> DATA SECTION
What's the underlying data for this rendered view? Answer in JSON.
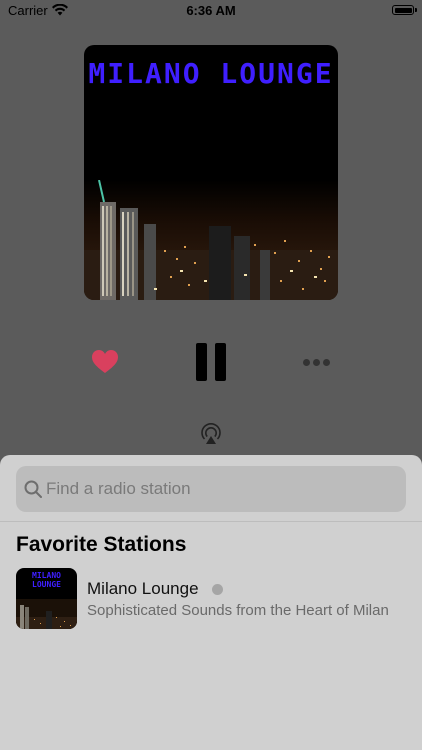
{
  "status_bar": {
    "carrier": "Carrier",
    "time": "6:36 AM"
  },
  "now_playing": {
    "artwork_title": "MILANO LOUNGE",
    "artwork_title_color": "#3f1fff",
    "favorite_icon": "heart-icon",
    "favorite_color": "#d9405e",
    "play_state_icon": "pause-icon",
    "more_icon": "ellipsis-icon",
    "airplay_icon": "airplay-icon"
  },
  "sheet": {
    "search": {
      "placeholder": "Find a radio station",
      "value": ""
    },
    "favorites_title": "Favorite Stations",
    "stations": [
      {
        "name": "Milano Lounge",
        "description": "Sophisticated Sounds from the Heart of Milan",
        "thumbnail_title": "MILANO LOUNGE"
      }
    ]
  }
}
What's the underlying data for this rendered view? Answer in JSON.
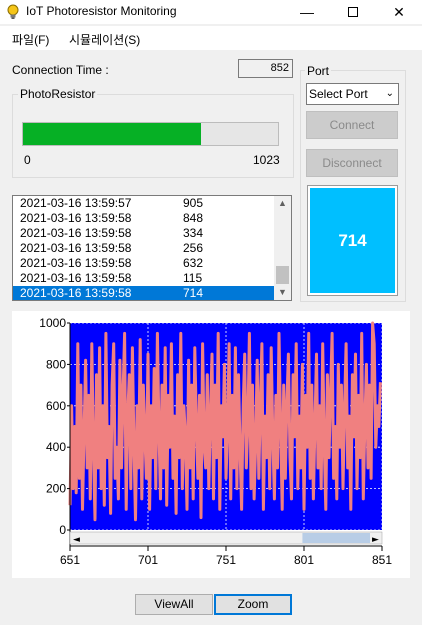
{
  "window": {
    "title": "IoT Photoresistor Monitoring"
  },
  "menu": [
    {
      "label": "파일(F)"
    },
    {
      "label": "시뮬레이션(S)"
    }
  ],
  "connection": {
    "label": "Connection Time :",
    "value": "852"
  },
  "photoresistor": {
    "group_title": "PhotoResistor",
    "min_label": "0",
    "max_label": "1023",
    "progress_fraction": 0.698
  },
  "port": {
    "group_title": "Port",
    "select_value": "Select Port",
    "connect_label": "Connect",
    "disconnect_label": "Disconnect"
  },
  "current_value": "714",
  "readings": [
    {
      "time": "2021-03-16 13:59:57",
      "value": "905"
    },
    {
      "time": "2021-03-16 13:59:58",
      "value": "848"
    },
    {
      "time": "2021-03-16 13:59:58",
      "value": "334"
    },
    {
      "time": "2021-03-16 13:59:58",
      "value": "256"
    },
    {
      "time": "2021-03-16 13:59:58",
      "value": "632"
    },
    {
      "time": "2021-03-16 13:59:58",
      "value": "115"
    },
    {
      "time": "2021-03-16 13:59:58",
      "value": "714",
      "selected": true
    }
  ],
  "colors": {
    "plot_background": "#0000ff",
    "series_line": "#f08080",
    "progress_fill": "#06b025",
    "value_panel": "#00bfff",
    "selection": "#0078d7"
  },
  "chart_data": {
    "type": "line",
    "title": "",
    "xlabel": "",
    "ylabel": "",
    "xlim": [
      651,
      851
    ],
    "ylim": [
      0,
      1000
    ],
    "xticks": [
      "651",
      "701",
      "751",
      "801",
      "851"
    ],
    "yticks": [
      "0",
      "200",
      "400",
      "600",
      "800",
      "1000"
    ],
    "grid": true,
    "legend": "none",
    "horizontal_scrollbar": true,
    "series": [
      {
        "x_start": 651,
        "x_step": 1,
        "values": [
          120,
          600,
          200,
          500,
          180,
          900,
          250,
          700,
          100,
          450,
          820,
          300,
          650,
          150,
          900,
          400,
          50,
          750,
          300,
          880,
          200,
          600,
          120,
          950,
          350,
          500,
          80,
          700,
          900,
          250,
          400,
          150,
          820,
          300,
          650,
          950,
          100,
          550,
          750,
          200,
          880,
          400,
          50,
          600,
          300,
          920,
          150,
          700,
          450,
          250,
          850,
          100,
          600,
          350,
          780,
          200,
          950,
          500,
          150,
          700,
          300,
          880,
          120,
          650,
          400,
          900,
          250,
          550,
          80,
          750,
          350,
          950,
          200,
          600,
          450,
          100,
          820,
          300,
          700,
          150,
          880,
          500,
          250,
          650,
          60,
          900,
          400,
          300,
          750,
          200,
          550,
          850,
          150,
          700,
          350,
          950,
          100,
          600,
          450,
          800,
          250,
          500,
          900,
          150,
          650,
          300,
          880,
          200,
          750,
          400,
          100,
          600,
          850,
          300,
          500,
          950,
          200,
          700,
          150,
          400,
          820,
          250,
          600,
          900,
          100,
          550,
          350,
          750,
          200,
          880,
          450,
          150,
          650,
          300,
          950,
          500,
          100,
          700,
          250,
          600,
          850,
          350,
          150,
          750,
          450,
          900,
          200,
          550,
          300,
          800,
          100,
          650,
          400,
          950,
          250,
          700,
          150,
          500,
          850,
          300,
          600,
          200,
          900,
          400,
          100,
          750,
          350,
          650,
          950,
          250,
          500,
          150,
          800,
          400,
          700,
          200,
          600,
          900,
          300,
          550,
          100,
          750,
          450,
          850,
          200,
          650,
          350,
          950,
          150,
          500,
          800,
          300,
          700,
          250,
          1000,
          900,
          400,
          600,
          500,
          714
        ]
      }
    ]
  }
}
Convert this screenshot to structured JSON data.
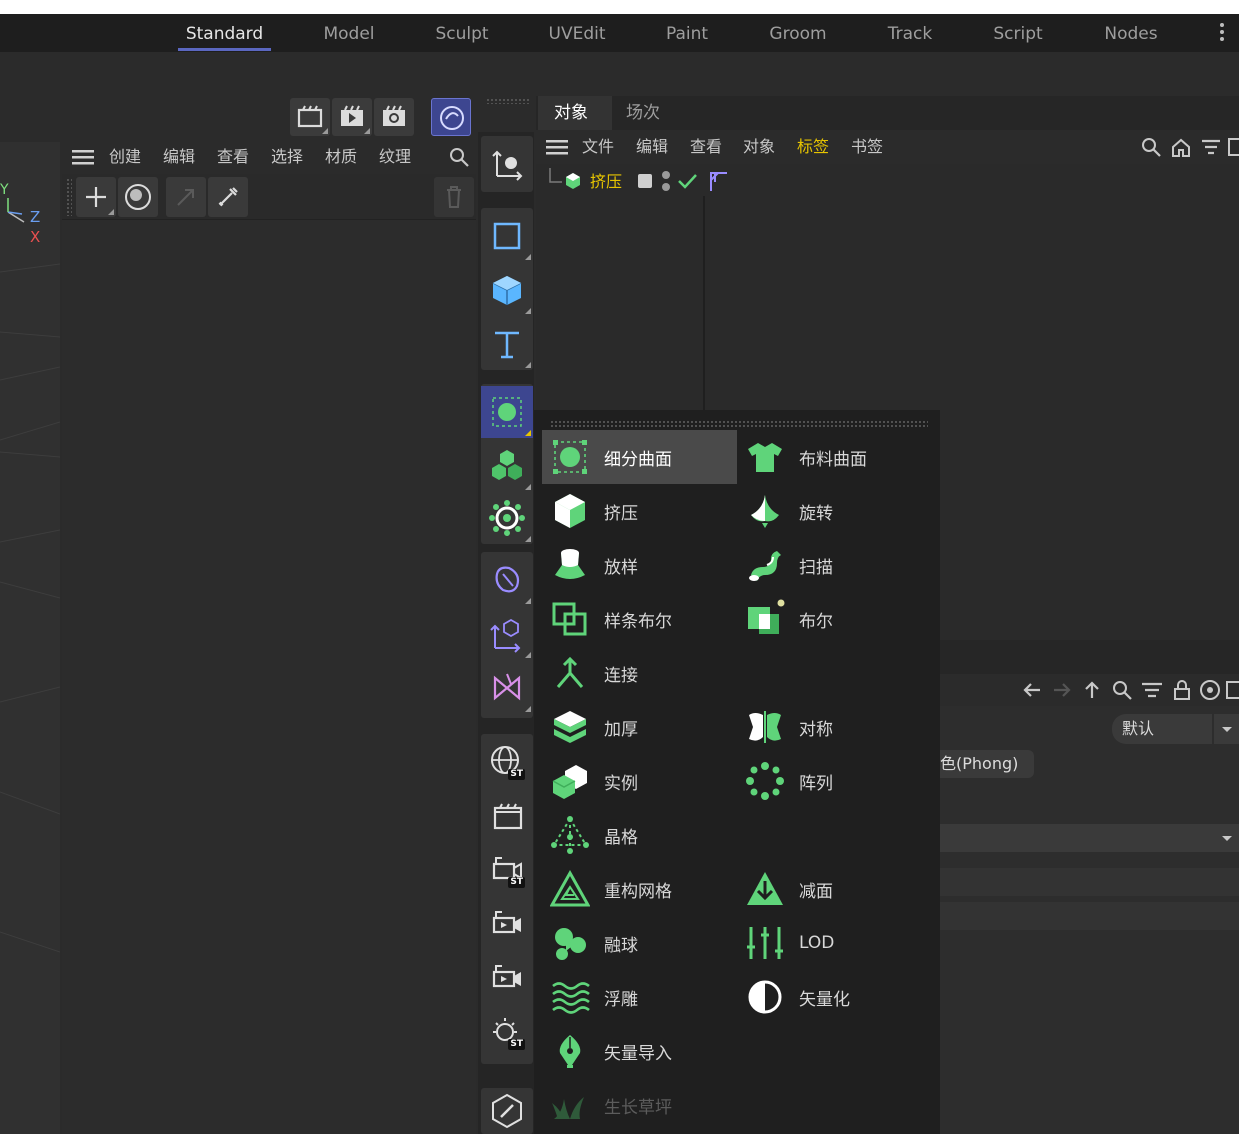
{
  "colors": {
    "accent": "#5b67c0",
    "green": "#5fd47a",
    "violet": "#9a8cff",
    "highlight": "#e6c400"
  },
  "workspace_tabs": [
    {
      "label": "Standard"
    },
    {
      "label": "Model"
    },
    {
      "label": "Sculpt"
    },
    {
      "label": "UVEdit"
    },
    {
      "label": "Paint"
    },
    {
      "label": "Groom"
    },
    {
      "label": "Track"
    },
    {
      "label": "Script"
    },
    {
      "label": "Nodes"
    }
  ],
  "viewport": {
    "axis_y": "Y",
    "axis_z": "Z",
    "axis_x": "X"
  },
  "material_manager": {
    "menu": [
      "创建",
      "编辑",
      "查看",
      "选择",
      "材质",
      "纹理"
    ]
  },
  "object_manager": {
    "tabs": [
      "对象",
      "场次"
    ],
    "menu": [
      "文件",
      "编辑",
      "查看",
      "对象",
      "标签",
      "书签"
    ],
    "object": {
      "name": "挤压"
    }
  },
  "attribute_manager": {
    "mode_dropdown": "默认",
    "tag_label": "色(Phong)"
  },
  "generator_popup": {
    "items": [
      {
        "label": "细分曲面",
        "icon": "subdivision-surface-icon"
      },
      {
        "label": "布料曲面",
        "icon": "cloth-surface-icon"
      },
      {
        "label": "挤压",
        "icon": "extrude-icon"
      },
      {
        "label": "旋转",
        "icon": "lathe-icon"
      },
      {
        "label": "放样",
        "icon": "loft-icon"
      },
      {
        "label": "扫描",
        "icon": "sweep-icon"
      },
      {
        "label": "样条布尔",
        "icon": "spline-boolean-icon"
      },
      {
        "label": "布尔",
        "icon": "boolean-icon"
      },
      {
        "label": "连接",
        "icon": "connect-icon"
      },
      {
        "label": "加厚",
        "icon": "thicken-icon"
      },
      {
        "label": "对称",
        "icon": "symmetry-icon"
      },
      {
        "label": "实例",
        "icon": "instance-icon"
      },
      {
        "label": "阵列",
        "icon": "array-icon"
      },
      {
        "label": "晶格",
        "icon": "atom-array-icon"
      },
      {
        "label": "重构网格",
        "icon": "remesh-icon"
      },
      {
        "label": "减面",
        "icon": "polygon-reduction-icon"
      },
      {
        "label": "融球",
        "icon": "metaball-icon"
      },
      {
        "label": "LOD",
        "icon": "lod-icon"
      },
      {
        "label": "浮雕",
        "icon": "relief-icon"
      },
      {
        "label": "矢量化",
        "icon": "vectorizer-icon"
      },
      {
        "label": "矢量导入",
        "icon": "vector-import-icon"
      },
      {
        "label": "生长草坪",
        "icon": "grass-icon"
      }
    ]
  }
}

> SET PROBLEM
Leave out the pictures and copy everything else in the records word for word.

> RESULT
What's the underlying data for this rendered view? Answer in JSON.
{
  "status_bar": {
    "carrier": "Carrier",
    "time": "6:36 AM"
  },
  "now_playing": {
    "artwork_title": "MILANO LOUNGE",
    "artwork_title_color": "#3f1fff",
    "favorite_icon": "heart-icon",
    "favorite_color": "#d9405e",
    "play_state_icon": "pause-icon",
    "more_icon": "ellipsis-icon",
    "airplay_icon": "airplay-icon"
  },
  "sheet": {
    "search": {
      "placeholder": "Find a radio station",
      "value": ""
    },
    "favorites_title": "Favorite Stations",
    "stations": [
      {
        "name": "Milano Lounge",
        "description": "Sophisticated Sounds from the Heart of Milan",
        "thumbnail_title": "MILANO LOUNGE"
      }
    ]
  }
}
What's the underlying data for this rendered view? Answer in JSON.
{
  "window": {
    "title": "IoT Photoresistor Monitoring"
  },
  "menu": [
    {
      "label": "파일(F)"
    },
    {
      "label": "시뮬레이션(S)"
    }
  ],
  "connection": {
    "label": "Connection Time :",
    "value": "852"
  },
  "photoresistor": {
    "group_title": "PhotoResistor",
    "min_label": "0",
    "max_label": "1023",
    "progress_fraction": 0.698
  },
  "port": {
    "group_title": "Port",
    "select_value": "Select Port",
    "connect_label": "Connect",
    "disconnect_label": "Disconnect"
  },
  "current_value": "714",
  "readings": [
    {
      "time": "2021-03-16 13:59:57",
      "value": "905"
    },
    {
      "time": "2021-03-16 13:59:58",
      "value": "848"
    },
    {
      "time": "2021-03-16 13:59:58",
      "value": "334"
    },
    {
      "time": "2021-03-16 13:59:58",
      "value": "256"
    },
    {
      "time": "2021-03-16 13:59:58",
      "value": "632"
    },
    {
      "time": "2021-03-16 13:59:58",
      "value": "115"
    },
    {
      "time": "2021-03-16 13:59:58",
      "value": "714",
      "selected": true
    }
  ],
  "colors": {
    "plot_background": "#0000ff",
    "series_line": "#f08080",
    "progress_fill": "#06b025",
    "value_panel": "#00bfff",
    "selection": "#0078d7"
  },
  "chart_data": {
    "type": "line",
    "title": "",
    "xlabel": "",
    "ylabel": "",
    "xlim": [
      651,
      851
    ],
    "ylim": [
      0,
      1000
    ],
    "xticks": [
      "651",
      "701",
      "751",
      "801",
      "851"
    ],
    "yticks": [
      "0",
      "200",
      "400",
      "600",
      "800",
      "1000"
    ],
    "grid": true,
    "legend": "none",
    "horizontal_scrollbar": true,
    "series": [
      {
        "x_start": 651,
        "x_step": 1,
        "values": [
          120,
          600,
          200,
          500,
          180,
          900,
          250,
          700,
          100,
          450,
          820,
          300,
          650,
          150,
          900,
          400,
          50,
          750,
          300,
          880,
          200,
          600,
          120,
          950,
          350,
          500,
          80,
          700,
          900,
          250,
          400,
          150,
          820,
          300,
          650,
          950,
          100,
          550,
          750,
          200,
          880,
          400,
          50,
          600,
          300,
          920,
          150,
          700,
          450,
          250,
          850,
          100,
          600,
          350,
          780,
          200,
          950,
          500,
          150,
          700,
          300,
          880,
          120,
          650,
          400,
          900,
          250,
          550,
          80,
          750,
          350,
          950,
          200,
          600,
          450,
          100,
          820,
          300,
          700,
          150,
          880,
          500,
          250,
          650,
          60,
          900,
          400,
          300,
          750,
          200,
          550,
          850,
          150,
          700,
          350,
          950,
          100,
          600,
          450,
          800,
          250,
          500,
          900,
          150,
          650,
          300,
          880,
          200,
          750,
          400,
          100,
          600,
          850,
          300,
          500,
          950,
          200,
          700,
          150,
          400,
          820,
          250,
          600,
          900,
          100,
          550,
          350,
          750,
          200,
          880,
          450,
          150,
          650,
          300,
          950,
          500,
          100,
          700,
          250,
          600,
          850,
          350,
          150,
          750,
          450,
          900,
          200,
          550,
          300,
          800,
          100,
          650,
          400,
          950,
          250,
          700,
          150,
          500,
          850,
          300,
          600,
          200,
          900,
          400,
          100,
          750,
          350,
          650,
          950,
          250,
          500,
          150,
          800,
          400,
          700,
          200,
          600,
          900,
          300,
          550,
          100,
          750,
          450,
          850,
          200,
          650,
          350,
          950,
          150,
          500,
          800,
          300,
          700,
          250,
          1000,
          900,
          400,
          600,
          500,
          714
        ]
      }
    ]
  }
}
Convert this screenshot to structured JSON data.
{
  "colors": {
    "accent": "#5b67c0",
    "green": "#5fd47a",
    "violet": "#9a8cff",
    "highlight": "#e6c400"
  },
  "workspace_tabs": [
    {
      "label": "Standard"
    },
    {
      "label": "Model"
    },
    {
      "label": "Sculpt"
    },
    {
      "label": "UVEdit"
    },
    {
      "label": "Paint"
    },
    {
      "label": "Groom"
    },
    {
      "label": "Track"
    },
    {
      "label": "Script"
    },
    {
      "label": "Nodes"
    }
  ],
  "viewport": {
    "axis_y": "Y",
    "axis_z": "Z",
    "axis_x": "X"
  },
  "material_manager": {
    "menu": [
      "创建",
      "编辑",
      "查看",
      "选择",
      "材质",
      "纹理"
    ]
  },
  "object_manager": {
    "tabs": [
      "对象",
      "场次"
    ],
    "menu": [
      "文件",
      "编辑",
      "查看",
      "对象",
      "标签",
      "书签"
    ],
    "object": {
      "name": "挤压"
    }
  },
  "attribute_manager": {
    "mode_dropdown": "默认",
    "tag_label": "色(Phong)"
  },
  "generator_popup": {
    "items": [
      {
        "label": "细分曲面",
        "icon": "subdivision-surface-icon"
      },
      {
        "label": "布料曲面",
        "icon": "cloth-surface-icon"
      },
      {
        "label": "挤压",
        "icon": "extrude-icon"
      },
      {
        "label": "旋转",
        "icon": "lathe-icon"
      },
      {
        "label": "放样",
        "icon": "loft-icon"
      },
      {
        "label": "扫描",
        "icon": "sweep-icon"
      },
      {
        "label": "样条布尔",
        "icon": "spline-boolean-icon"
      },
      {
        "label": "布尔",
        "icon": "boolean-icon"
      },
      {
        "label": "连接",
        "icon": "connect-icon"
      },
      {
        "label": "加厚",
        "icon": "thicken-icon"
      },
      {
        "label": "对称",
        "icon": "symmetry-icon"
      },
      {
        "label": "实例",
        "icon": "instance-icon"
      },
      {
        "label": "阵列",
        "icon": "array-icon"
      },
      {
        "label": "晶格",
        "icon": "atom-array-icon"
      },
      {
        "label": "重构网格",
        "icon": "remesh-icon"
      },
      {
        "label": "减面",
        "icon": "polygon-reduction-icon"
      },
      {
        "label": "融球",
        "icon": "metaball-icon"
      },
      {
        "label": "LOD",
        "icon": "lod-icon"
      },
      {
        "label": "浮雕",
        "icon": "relief-icon"
      },
      {
        "label": "矢量化",
        "icon": "vectorizer-icon"
      },
      {
        "label": "矢量导入",
        "icon": "vector-import-icon"
      },
      {
        "label": "生长草坪",
        "icon": "grass-icon"
      }
    ]
  }
}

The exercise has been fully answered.